▶ _REQUIRED TASK_
Of all the lines in the data below, how many contain "Donnée"? Report that number alone.

▶ _RECORDS FOR THE TASK_
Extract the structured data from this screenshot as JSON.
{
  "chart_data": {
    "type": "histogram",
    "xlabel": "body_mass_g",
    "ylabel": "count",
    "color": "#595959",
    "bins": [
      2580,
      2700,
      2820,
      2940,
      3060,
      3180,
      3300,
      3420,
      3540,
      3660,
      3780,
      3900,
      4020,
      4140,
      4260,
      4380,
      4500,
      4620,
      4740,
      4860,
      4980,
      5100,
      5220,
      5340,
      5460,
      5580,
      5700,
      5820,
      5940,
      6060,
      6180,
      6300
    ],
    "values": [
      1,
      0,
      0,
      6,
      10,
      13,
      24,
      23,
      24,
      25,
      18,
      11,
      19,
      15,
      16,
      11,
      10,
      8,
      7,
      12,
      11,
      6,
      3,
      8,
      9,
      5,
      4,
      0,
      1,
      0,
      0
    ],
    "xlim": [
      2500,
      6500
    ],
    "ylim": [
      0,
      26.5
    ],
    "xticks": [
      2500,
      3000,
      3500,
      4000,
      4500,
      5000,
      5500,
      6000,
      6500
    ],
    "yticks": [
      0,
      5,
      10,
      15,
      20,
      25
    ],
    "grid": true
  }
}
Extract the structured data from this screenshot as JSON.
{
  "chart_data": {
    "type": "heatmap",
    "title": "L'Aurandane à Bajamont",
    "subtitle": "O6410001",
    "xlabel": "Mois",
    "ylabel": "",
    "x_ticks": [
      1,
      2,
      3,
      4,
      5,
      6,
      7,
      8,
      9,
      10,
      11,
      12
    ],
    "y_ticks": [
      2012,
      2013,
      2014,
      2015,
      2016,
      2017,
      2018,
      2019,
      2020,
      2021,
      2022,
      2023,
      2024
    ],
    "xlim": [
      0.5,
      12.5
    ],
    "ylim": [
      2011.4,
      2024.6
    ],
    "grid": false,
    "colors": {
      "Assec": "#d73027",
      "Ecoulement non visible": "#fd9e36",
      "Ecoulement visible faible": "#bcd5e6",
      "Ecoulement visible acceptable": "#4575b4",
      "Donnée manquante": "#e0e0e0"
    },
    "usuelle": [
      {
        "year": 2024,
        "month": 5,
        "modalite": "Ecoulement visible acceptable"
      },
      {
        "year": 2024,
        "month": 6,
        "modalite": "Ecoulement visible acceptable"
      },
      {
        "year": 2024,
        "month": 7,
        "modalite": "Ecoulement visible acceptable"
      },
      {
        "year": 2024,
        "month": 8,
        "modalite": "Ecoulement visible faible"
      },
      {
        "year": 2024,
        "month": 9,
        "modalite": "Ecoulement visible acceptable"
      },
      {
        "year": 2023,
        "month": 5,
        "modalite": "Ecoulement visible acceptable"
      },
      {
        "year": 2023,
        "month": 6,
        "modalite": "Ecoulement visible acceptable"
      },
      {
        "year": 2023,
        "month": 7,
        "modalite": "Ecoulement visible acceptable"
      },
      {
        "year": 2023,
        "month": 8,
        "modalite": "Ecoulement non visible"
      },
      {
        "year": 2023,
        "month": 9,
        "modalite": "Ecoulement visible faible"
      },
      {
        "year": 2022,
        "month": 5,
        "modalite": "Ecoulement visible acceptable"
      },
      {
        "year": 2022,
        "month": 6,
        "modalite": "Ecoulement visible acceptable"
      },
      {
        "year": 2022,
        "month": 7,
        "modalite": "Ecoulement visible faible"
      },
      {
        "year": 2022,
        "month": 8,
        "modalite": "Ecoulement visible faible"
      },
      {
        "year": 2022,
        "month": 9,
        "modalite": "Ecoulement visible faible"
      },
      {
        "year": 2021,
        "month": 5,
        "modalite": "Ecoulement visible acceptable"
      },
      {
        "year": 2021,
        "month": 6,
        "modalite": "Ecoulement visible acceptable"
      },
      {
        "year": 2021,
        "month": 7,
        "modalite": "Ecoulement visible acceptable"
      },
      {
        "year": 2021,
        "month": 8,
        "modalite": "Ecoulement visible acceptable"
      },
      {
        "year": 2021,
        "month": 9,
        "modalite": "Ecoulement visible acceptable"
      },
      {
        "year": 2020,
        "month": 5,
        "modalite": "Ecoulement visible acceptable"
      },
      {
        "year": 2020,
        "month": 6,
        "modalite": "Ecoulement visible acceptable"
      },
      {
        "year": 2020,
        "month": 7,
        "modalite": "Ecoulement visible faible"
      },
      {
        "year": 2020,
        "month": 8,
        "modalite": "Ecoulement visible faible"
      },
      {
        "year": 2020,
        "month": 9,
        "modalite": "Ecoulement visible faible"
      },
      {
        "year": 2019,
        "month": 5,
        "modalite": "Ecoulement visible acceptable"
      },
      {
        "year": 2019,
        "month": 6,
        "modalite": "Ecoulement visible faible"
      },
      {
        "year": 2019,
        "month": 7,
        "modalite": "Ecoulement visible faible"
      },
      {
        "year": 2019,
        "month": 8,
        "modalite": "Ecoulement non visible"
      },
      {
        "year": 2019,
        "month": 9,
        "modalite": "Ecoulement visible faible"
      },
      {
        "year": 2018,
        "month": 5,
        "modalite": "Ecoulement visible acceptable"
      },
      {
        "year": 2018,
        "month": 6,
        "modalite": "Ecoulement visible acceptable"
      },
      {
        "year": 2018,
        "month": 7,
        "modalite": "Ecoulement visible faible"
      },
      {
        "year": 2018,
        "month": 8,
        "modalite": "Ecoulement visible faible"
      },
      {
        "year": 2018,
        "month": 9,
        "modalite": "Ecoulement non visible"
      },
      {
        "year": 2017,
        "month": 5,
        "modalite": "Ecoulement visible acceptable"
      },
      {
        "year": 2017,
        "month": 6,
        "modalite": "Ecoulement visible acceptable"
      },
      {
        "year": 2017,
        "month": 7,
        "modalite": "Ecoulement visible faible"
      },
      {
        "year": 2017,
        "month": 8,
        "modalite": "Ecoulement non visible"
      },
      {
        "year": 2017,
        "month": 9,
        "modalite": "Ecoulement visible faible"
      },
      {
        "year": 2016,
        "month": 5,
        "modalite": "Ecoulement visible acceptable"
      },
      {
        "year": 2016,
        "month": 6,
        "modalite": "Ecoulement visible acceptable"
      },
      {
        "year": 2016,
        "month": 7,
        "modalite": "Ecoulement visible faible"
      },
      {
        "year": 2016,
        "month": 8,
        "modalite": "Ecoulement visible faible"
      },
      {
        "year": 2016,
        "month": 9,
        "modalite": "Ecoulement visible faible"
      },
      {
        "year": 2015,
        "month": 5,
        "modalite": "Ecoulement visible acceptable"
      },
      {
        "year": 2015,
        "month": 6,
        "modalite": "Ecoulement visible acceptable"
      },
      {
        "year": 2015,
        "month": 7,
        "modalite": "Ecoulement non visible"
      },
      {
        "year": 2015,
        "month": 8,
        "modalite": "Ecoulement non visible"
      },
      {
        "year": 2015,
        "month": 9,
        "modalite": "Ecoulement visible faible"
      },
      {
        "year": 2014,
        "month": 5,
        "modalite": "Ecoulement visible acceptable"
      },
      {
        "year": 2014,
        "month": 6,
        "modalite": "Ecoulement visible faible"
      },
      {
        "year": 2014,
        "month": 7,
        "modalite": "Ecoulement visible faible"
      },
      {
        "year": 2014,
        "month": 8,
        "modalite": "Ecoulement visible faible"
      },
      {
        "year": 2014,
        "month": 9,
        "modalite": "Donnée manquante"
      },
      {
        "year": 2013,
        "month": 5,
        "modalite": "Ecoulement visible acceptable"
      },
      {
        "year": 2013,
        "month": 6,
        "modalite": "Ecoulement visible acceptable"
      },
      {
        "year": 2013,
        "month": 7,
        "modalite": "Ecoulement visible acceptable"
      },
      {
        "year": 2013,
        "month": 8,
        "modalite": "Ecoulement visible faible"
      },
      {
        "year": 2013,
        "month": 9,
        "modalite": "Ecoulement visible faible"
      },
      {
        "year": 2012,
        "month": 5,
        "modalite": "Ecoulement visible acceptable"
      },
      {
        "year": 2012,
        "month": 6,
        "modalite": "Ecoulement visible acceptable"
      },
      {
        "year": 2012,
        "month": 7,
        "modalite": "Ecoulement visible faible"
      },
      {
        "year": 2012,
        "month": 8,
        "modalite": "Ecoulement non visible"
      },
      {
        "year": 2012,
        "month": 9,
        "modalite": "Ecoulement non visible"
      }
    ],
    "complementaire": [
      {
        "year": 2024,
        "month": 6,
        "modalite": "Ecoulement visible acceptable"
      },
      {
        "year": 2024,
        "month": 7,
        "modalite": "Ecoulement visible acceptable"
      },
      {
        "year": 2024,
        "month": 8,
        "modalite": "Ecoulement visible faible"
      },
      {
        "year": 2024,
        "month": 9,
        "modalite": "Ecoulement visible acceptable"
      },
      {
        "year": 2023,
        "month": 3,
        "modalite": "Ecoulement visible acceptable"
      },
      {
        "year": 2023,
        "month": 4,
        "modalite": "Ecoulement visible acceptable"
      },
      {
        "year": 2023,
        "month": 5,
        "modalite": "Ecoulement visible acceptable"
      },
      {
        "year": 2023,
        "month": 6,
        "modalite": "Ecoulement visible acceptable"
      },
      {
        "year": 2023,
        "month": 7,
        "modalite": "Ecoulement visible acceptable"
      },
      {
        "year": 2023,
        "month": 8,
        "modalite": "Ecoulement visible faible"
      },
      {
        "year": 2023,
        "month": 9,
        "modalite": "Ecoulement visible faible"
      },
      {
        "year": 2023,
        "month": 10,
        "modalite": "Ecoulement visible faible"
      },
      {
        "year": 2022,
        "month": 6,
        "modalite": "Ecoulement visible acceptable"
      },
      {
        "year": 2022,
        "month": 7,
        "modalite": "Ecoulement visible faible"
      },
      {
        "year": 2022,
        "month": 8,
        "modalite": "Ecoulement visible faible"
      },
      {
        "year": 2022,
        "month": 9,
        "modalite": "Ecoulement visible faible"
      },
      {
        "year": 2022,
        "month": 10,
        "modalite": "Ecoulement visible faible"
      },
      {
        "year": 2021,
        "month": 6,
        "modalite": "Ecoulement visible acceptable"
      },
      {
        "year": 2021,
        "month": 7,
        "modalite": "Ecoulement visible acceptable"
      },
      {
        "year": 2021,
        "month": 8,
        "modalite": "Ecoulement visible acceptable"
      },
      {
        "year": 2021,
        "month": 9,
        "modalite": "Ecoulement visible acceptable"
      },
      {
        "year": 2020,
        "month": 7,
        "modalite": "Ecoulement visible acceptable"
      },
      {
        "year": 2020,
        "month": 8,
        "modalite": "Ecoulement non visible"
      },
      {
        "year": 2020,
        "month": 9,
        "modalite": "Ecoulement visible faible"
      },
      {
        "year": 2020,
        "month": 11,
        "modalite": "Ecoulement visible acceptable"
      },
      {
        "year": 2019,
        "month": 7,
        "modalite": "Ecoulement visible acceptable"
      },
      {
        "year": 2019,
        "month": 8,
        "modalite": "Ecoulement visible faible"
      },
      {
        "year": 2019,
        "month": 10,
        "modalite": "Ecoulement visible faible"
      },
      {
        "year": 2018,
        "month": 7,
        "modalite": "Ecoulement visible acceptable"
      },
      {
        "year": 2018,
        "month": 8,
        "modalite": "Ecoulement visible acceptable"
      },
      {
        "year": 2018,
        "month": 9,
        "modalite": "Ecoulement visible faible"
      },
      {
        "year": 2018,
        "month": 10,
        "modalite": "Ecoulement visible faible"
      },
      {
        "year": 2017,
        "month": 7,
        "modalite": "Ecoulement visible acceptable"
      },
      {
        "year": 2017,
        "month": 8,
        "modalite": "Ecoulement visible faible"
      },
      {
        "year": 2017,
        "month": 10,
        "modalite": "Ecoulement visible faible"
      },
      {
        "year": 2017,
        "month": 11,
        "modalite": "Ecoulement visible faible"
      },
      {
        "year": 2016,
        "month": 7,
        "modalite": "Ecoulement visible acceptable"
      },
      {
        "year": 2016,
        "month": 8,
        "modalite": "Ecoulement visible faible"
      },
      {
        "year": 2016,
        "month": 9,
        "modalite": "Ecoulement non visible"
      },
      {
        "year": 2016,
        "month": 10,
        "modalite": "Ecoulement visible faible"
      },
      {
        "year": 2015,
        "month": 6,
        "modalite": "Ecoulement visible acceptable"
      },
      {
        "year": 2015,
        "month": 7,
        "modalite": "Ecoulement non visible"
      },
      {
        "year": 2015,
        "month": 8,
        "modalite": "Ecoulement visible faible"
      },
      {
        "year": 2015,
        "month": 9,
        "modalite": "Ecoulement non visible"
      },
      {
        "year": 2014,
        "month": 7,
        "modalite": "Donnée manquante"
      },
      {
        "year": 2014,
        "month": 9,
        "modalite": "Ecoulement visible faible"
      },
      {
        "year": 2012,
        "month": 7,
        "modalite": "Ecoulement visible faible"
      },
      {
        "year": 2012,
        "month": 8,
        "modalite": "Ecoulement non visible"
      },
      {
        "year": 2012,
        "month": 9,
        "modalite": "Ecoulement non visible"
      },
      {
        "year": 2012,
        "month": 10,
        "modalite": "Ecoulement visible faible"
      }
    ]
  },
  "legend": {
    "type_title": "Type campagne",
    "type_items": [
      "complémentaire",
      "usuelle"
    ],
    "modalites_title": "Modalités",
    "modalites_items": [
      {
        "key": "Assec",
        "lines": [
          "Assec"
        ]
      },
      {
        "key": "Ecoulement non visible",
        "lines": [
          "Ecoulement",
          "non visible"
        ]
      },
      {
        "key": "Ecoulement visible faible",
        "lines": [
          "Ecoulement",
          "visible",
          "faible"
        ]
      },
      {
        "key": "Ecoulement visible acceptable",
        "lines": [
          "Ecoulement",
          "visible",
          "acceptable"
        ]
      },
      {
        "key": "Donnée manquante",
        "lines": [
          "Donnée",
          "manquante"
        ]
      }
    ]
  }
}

▶ _THE OUTPUT_
5